§ DIRECTIONS: In the entries below, find every line holding the string "растворъ" and collect it.

§ RECORDED DATA:

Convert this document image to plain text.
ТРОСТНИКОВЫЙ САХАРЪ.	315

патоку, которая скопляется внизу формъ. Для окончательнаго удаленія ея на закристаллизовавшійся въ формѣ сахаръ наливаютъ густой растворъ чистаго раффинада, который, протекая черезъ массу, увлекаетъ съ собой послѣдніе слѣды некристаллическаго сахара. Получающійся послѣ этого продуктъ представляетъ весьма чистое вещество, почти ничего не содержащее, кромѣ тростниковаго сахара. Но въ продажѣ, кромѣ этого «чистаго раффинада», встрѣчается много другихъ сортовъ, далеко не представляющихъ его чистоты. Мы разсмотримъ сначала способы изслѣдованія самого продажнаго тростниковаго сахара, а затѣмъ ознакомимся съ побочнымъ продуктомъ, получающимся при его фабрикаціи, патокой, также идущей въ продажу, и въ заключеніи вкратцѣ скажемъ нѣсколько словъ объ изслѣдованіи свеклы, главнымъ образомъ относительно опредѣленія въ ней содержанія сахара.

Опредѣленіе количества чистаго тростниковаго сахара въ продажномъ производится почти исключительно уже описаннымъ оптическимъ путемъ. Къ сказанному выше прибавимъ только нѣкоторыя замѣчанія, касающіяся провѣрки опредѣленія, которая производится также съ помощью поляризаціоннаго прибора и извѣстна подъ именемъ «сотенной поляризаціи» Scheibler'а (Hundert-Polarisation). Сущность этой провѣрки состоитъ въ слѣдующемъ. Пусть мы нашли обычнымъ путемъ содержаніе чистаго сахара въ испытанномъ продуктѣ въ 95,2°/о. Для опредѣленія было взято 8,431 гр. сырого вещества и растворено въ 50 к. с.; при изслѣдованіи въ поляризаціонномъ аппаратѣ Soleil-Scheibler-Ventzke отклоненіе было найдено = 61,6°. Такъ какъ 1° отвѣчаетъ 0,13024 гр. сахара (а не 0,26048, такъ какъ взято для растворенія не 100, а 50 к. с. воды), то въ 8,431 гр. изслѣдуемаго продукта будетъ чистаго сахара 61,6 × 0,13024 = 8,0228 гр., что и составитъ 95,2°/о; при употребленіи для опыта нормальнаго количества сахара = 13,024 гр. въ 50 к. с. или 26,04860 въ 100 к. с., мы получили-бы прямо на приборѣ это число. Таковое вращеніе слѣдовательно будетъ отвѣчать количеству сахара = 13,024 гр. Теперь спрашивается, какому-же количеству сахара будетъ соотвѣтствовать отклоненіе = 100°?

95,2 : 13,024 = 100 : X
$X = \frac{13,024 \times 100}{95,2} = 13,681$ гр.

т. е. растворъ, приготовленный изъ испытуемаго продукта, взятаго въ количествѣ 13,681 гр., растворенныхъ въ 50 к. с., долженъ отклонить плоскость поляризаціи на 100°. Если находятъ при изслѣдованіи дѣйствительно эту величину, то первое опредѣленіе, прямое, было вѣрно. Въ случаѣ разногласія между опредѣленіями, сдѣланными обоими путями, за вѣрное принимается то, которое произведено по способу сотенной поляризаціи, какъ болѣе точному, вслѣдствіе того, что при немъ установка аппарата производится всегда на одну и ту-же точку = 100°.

§ ANSWER TO THE EXERCISE:
патоку, которая скопляется внизу формъ. Для окончательнаго удаленія ея на закристаллизовавшійся въ формѣ сахаръ наливаютъ густой растворъ чистаго раффинада, который, протекая черезъ массу, увлекаетъ съ собой послѣдніе слѣды некристаллическаго сахара. Получающійся послѣ этого продуктъ представляетъ весьма чистое вещество, почти ничего не содержащее, кромѣ тростниковаго сахара. Но въ продажѣ, кромѣ этого «чистаго раффинада», встрѣчается много другихъ сортовъ, далеко не представляющихъ его чистоты. Мы разсмотримъ сначала способы изслѣдованія самого продажнаго тростниковаго сахара, а затѣмъ ознакомимся съ побочнымъ продуктомъ, получающимся при его фабрикаціи, патокой, также идущей въ продажу, и въ заключеніи вкратцѣ скажемъ нѣсколько словъ объ изслѣдованіи свеклы, главнымъ образомъ относительно опредѣленія въ ней содержанія сахара.
т. е. растворъ, приготовленный изъ испытуемаго продукта, взятаго въ количествѣ 13,681 гр., растворенныхъ въ 50 к. с., долженъ отклонить плоскость поляризаціи на 100°. Если находятъ при изслѣдованіи дѣйствительно эту величину, то первое опредѣленіе, прямое, было вѣрно. Въ случаѣ разногласія между опредѣленіями, сдѣланными обоими путями, за вѣрное принимается то, которое произведено по способу сотенной поляризаціи, какъ болѣе точному, вслѣдствіе того, что при немъ установка аппарата производится всегда на одну и ту-же точку = 100°.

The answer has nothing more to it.